§ Task requirements: Look below for the line containing "Output the text content of this document.". Output it and each remaining line of the entries exactly, and nothing else.

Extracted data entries
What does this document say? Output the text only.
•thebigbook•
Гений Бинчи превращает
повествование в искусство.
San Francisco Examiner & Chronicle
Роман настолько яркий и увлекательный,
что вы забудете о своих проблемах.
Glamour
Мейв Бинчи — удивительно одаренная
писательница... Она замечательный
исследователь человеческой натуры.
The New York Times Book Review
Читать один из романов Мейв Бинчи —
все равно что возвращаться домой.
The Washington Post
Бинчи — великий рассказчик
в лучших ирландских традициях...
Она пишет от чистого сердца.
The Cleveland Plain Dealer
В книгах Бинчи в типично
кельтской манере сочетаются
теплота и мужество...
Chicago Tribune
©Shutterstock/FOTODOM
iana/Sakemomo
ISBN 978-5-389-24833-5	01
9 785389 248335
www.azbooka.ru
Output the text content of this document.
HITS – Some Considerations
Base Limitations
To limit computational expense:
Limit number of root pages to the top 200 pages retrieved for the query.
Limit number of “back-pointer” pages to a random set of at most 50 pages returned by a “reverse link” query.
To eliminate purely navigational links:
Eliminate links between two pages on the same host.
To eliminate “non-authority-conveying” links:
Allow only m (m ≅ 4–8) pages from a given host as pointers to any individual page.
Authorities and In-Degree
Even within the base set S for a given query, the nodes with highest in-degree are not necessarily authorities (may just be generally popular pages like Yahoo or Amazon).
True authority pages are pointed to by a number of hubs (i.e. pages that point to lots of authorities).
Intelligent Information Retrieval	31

§ Response to this exercise:
Output the text content of this document.
HITS – Some Considerations
Base Limitations
To limit computational expense:
Limit number of root pages to the top 200 pages retrieved for the query.
Limit number of “back-pointer” pages to a random set of at most 50 pages returned by a “reverse link” query.
To eliminate purely navigational links:
Eliminate links between two pages on the same host.
To eliminate “non-authority-conveying” links:
Allow only m (m ≅ 4–8) pages from a given host as pointers to any individual page.
Authorities and In-Degree
Even within the base set S for a given query, the nodes with highest in-degree are not necessarily authorities (may just be generally popular pages like Yahoo or Amazon).
True authority pages are pointed to by a number of hubs (i.e. pages that point to lots of authorities).
Intelligent Information Retrieval	31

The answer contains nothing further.